> _Stated goal_:
In the listing below, copy out word for word the lines starting at the one containing "- day-number: 10: [348, 202, 443, 216]" and ending at the one containing "- calendar-cell: 10", with both of those lines included.

> _Dataset excerpts_:
--

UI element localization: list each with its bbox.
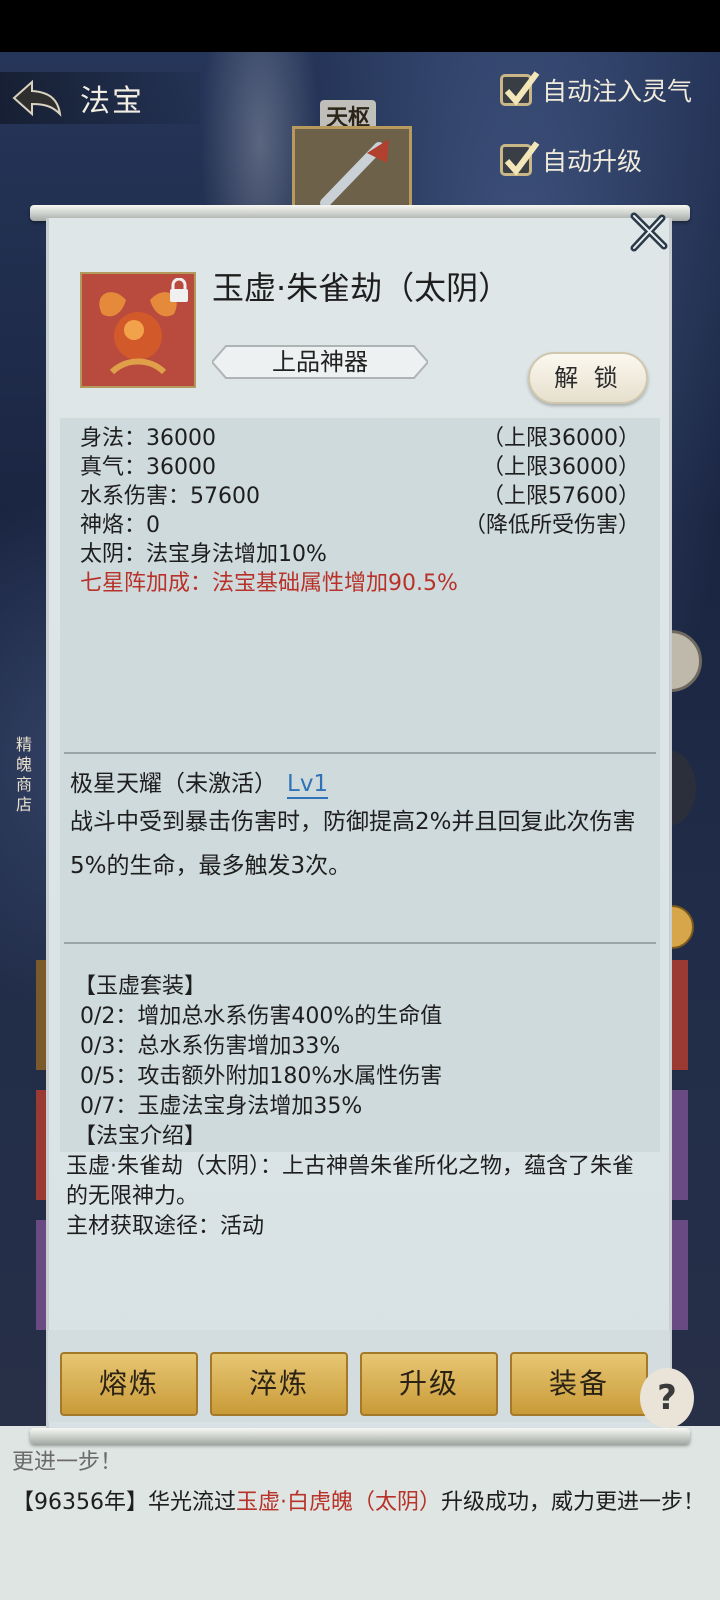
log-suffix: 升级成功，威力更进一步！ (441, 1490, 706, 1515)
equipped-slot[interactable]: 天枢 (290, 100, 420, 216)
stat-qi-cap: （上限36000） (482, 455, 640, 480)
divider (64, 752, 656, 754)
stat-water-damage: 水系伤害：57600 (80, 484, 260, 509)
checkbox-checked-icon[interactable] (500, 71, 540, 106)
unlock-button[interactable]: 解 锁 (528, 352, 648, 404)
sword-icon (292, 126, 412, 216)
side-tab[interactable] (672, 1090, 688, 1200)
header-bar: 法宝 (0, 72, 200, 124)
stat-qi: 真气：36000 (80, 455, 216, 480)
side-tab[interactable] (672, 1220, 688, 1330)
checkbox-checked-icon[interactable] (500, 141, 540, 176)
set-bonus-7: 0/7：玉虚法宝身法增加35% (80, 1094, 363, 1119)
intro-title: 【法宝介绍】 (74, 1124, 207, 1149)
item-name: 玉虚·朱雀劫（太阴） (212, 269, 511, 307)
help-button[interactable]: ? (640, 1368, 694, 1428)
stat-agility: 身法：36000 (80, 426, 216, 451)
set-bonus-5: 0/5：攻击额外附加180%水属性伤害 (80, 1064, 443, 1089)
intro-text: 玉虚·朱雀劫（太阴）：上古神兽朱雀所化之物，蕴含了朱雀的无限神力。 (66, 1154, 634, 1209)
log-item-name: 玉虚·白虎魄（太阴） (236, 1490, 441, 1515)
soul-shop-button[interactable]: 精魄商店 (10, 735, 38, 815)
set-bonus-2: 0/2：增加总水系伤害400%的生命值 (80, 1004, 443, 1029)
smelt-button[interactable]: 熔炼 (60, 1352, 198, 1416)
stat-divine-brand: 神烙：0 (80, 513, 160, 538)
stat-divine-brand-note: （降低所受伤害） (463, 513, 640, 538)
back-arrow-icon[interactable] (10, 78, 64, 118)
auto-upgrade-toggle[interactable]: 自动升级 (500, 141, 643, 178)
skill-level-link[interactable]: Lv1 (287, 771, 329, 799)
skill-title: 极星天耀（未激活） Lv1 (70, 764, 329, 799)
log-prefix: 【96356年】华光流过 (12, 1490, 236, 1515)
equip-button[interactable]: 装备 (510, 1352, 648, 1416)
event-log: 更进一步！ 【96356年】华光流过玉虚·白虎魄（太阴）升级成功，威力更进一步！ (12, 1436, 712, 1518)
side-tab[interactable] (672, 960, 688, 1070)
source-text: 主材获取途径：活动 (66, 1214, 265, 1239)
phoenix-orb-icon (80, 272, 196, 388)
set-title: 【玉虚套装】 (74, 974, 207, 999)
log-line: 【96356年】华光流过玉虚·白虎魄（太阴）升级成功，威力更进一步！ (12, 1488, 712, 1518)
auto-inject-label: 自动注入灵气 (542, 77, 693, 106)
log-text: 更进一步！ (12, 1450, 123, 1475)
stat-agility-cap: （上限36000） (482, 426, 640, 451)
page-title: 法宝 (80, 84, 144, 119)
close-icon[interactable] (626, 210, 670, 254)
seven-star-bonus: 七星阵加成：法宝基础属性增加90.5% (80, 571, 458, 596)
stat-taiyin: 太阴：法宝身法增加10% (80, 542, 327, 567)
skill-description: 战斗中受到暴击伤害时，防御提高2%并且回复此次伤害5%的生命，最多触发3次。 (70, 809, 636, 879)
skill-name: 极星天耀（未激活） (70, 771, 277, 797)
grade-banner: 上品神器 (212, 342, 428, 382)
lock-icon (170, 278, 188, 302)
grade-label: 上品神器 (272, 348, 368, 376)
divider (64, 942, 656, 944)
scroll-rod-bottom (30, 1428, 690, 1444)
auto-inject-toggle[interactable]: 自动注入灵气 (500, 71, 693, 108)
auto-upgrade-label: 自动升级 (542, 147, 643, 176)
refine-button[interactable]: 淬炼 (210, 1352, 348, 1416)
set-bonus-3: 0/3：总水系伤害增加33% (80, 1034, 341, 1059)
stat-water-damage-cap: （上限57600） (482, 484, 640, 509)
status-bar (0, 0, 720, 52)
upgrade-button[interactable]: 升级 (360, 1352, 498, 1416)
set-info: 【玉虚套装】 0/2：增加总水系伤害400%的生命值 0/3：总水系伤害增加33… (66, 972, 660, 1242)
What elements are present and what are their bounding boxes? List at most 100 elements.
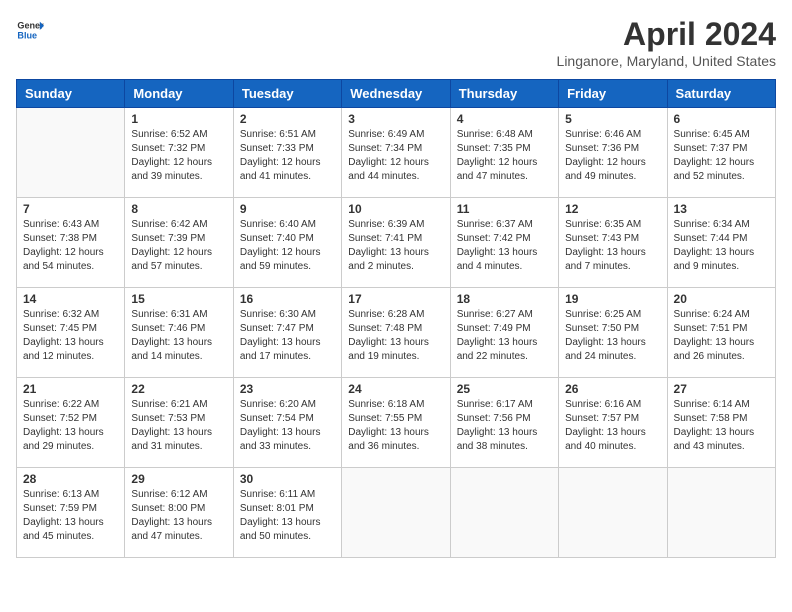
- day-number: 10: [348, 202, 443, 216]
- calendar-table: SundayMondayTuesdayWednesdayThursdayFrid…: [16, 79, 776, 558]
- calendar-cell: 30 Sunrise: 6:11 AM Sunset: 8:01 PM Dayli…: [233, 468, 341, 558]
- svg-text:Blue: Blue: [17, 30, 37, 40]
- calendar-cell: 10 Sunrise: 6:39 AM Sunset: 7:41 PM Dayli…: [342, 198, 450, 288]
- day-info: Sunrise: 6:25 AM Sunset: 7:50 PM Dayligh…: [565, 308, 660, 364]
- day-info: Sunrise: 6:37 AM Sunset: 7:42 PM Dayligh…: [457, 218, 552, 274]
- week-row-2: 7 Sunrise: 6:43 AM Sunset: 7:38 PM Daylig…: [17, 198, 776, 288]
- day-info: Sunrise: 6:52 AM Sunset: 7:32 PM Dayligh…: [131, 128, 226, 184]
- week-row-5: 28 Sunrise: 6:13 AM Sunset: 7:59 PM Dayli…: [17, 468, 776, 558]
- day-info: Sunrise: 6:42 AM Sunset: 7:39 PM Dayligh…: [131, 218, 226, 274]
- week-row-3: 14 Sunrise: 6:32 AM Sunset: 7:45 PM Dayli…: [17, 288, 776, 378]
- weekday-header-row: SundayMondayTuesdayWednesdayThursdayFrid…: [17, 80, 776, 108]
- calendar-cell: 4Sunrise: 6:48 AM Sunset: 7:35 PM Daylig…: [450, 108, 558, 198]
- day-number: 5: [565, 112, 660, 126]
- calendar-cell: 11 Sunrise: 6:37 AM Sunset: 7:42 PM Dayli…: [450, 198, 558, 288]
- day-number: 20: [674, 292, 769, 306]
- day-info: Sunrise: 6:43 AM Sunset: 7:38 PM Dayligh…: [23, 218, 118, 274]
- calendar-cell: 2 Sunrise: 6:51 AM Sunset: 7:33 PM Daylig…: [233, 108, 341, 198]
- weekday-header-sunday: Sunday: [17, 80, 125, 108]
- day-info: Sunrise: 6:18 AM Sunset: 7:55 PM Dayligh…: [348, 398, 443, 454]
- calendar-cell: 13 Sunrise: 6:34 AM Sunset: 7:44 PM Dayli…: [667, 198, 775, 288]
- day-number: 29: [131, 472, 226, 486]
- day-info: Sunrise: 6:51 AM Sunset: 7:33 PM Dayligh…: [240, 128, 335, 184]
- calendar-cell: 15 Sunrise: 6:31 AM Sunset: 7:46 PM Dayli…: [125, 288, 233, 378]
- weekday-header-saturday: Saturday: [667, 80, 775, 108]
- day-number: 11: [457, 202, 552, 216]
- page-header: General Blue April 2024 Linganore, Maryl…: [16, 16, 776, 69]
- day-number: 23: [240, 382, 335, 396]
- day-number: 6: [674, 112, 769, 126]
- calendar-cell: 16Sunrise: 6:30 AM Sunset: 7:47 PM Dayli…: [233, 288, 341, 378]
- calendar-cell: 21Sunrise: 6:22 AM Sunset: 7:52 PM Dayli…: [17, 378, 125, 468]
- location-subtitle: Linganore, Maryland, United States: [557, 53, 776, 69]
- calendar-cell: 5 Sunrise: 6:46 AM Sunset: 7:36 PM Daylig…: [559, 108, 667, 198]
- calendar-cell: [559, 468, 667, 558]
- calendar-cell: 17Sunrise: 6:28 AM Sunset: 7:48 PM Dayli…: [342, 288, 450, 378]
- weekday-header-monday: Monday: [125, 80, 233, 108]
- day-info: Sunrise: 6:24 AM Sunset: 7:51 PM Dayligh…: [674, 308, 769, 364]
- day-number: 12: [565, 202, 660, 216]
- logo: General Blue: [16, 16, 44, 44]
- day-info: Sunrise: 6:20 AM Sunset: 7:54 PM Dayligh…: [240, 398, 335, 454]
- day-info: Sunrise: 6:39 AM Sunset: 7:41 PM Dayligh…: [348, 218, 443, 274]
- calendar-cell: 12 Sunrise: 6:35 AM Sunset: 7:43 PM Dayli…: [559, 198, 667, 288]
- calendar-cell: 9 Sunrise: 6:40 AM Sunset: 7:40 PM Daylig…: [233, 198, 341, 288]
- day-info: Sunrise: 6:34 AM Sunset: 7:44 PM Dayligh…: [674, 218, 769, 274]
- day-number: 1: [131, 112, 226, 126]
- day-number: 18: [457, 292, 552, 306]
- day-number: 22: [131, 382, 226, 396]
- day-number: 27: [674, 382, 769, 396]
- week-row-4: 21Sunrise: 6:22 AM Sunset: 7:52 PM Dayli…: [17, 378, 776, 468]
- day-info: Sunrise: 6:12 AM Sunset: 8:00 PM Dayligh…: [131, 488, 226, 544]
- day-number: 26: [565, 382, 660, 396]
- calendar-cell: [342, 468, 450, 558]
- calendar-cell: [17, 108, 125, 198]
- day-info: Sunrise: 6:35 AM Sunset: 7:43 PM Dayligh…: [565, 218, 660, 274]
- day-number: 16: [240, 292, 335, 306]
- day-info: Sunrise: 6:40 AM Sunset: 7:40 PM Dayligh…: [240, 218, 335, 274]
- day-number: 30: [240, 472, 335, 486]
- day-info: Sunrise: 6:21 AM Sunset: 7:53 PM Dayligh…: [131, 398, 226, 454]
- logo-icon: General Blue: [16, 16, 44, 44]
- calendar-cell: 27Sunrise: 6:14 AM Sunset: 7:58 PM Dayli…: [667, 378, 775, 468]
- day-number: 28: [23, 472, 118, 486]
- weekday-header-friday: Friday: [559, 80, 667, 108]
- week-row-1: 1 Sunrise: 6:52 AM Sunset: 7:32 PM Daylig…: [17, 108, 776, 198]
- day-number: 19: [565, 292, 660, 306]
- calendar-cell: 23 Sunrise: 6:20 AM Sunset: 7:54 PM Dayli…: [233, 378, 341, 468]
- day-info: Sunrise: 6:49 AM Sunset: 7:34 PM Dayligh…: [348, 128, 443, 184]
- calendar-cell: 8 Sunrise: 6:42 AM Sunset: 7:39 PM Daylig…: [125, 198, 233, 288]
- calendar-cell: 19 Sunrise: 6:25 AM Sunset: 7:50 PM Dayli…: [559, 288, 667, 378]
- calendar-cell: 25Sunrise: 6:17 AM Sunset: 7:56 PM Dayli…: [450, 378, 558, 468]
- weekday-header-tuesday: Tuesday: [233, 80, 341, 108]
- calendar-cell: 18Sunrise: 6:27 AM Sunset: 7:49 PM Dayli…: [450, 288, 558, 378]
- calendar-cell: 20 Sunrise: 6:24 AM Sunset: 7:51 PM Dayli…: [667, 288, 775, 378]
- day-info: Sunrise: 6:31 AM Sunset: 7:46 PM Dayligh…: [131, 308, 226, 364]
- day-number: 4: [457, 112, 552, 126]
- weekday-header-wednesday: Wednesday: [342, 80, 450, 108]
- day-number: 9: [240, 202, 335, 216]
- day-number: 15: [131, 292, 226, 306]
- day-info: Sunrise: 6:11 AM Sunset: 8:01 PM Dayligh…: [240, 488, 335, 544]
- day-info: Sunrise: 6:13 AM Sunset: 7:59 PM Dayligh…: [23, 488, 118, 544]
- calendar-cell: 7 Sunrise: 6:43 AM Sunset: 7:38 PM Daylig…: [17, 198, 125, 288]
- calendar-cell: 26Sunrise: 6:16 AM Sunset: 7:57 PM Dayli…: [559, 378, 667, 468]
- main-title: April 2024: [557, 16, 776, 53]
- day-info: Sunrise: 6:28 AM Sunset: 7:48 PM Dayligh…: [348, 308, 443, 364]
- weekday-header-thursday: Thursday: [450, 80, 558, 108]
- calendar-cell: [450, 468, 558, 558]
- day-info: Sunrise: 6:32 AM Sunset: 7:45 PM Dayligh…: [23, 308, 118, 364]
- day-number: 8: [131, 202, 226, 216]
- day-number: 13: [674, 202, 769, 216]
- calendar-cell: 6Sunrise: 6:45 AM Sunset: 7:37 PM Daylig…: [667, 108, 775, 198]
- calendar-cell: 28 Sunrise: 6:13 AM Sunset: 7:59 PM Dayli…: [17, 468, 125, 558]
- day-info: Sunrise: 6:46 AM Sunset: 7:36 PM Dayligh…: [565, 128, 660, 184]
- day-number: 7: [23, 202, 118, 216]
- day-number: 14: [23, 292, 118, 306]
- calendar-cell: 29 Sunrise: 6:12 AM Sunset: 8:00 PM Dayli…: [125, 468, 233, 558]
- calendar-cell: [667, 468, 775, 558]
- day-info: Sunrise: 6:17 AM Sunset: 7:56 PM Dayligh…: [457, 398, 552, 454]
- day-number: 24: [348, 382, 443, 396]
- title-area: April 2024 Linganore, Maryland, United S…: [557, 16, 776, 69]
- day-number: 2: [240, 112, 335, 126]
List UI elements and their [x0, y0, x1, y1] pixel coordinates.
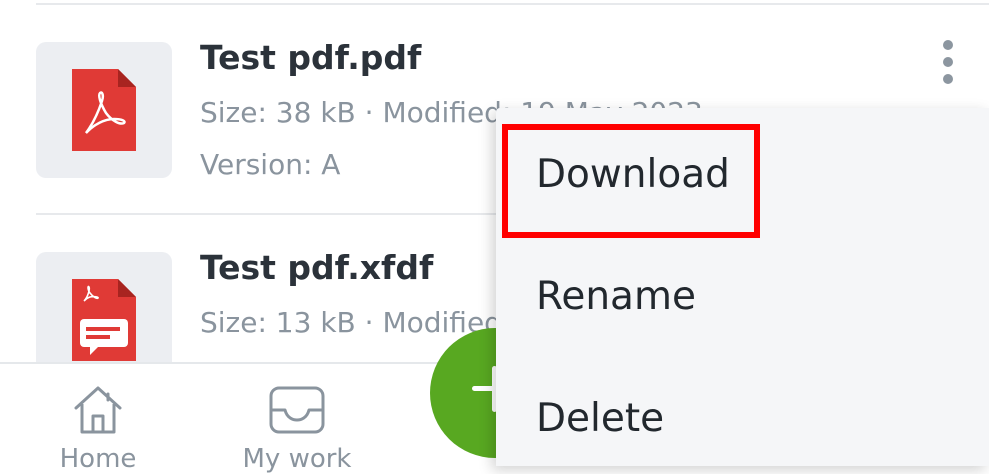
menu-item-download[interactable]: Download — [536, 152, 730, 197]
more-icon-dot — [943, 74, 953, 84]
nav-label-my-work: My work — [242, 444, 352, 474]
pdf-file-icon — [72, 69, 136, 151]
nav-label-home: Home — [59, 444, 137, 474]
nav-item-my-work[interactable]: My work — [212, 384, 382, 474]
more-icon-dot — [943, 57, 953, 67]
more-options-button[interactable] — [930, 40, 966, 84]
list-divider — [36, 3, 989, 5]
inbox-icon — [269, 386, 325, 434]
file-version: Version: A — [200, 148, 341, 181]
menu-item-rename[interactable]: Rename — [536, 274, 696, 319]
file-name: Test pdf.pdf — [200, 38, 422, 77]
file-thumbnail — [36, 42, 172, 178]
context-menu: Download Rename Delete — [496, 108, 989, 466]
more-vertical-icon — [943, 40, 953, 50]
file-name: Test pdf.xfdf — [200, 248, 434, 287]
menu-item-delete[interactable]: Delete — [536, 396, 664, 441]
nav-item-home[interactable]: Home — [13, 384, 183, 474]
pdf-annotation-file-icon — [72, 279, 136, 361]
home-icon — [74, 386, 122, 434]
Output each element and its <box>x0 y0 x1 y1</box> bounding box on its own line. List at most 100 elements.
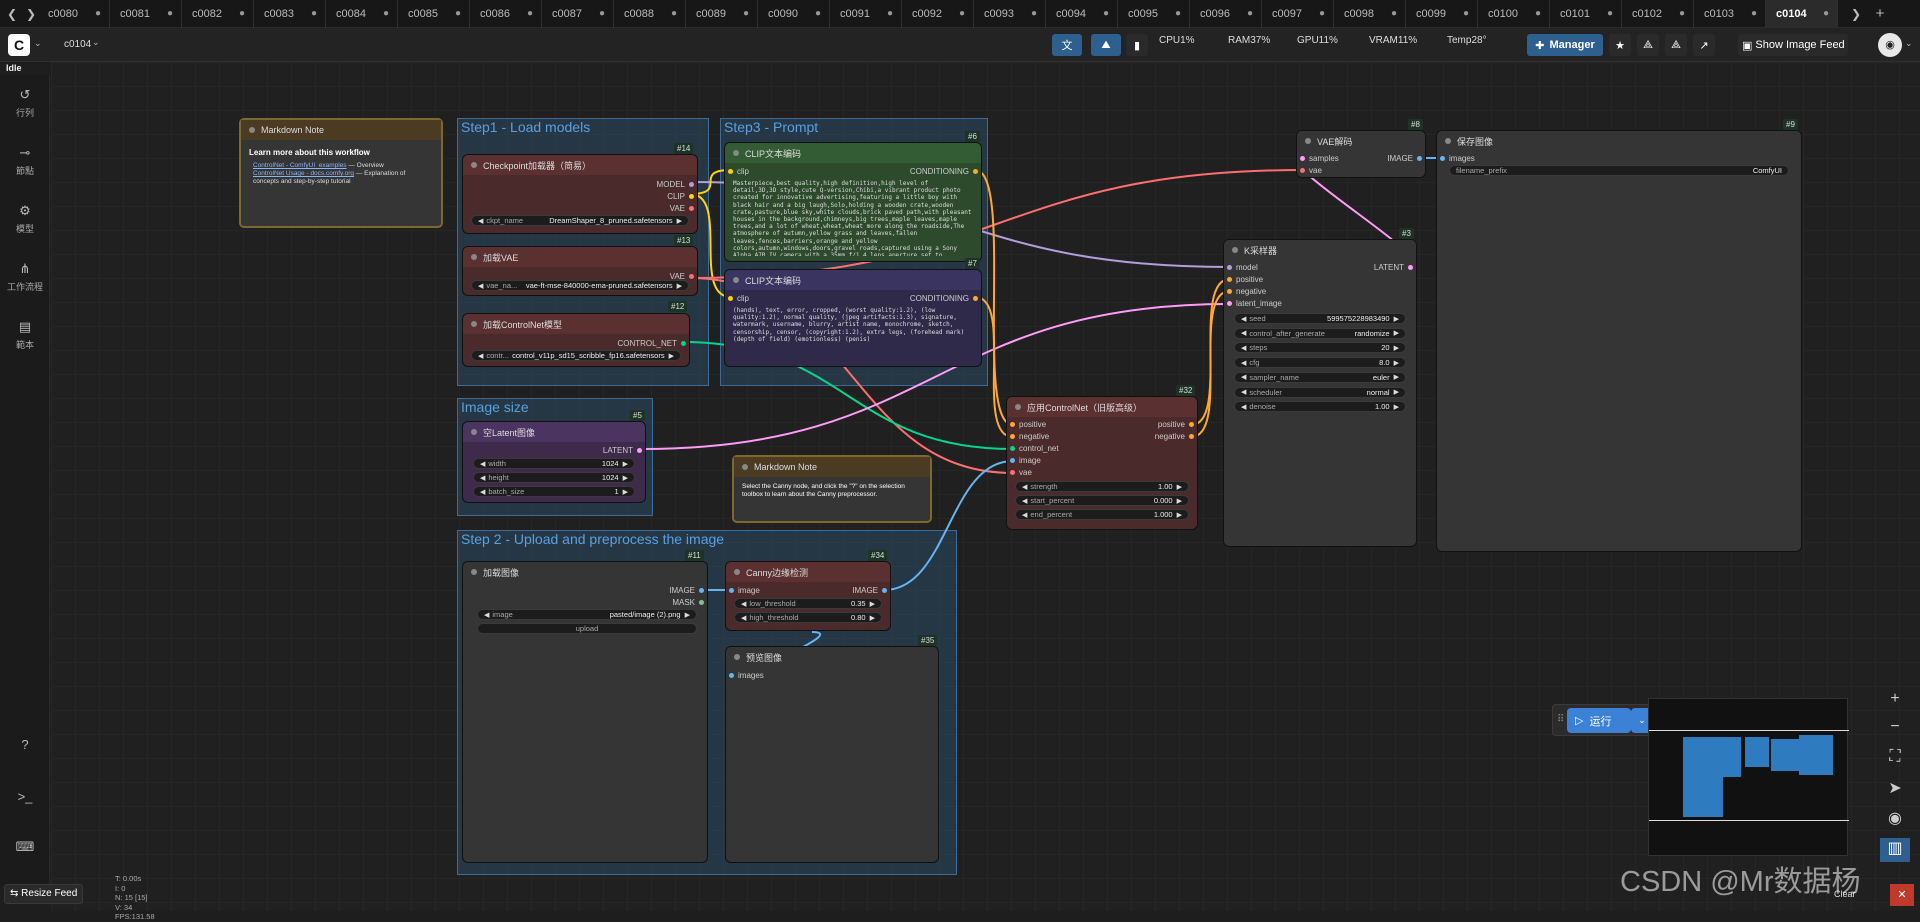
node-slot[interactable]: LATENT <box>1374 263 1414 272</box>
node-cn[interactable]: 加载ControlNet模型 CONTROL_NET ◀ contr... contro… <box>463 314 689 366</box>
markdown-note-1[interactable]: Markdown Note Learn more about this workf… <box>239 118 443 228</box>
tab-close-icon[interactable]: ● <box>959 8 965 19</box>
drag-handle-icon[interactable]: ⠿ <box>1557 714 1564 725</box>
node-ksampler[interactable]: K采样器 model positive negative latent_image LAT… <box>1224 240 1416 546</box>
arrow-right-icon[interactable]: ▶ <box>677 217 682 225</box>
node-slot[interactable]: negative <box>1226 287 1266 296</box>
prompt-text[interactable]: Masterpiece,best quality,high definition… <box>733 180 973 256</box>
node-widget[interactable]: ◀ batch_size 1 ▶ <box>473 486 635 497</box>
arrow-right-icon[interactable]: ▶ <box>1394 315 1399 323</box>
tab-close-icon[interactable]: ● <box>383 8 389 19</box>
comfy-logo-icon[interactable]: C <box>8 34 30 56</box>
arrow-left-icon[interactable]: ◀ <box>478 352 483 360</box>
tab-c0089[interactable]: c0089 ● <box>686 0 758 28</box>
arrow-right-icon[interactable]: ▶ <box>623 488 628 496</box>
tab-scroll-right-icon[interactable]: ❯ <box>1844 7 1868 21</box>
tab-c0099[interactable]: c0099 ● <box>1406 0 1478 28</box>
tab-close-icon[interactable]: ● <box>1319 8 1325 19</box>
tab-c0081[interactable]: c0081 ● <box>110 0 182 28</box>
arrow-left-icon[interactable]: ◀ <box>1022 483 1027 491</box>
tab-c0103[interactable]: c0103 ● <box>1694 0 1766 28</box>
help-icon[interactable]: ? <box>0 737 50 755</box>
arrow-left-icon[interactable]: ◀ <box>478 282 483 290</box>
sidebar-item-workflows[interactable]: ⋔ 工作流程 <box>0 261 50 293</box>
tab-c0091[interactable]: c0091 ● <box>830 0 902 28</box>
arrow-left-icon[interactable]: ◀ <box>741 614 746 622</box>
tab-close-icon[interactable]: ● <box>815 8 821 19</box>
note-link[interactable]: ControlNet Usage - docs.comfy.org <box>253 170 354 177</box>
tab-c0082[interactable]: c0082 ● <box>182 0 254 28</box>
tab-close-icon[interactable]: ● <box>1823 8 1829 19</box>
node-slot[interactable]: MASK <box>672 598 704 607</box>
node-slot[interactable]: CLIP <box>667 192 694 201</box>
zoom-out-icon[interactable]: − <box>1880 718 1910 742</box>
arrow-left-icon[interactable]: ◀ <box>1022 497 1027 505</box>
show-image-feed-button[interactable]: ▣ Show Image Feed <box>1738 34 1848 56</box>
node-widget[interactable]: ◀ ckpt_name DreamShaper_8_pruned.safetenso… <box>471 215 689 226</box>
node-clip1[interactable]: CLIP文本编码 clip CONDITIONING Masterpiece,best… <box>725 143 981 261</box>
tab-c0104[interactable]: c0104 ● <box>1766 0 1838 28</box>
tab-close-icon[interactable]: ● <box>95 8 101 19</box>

--

> _Answer below_:
- day-number: 10: [348, 202, 443, 216]
- calendar-table: SundayMondayTuesdayWednesdayThursdayFrid…: [16, 79, 776, 558]
- calendar-cell: 30 Sunrise: 6:11 AM Sunset: 8:01 PM Dayli…: [233, 468, 341, 558]
- svg-text:Blue: Blue: [17, 30, 37, 40]
- calendar-cell: 10 Sunrise: 6:39 AM Sunset: 7:41 PM Dayli…: [342, 198, 450, 288]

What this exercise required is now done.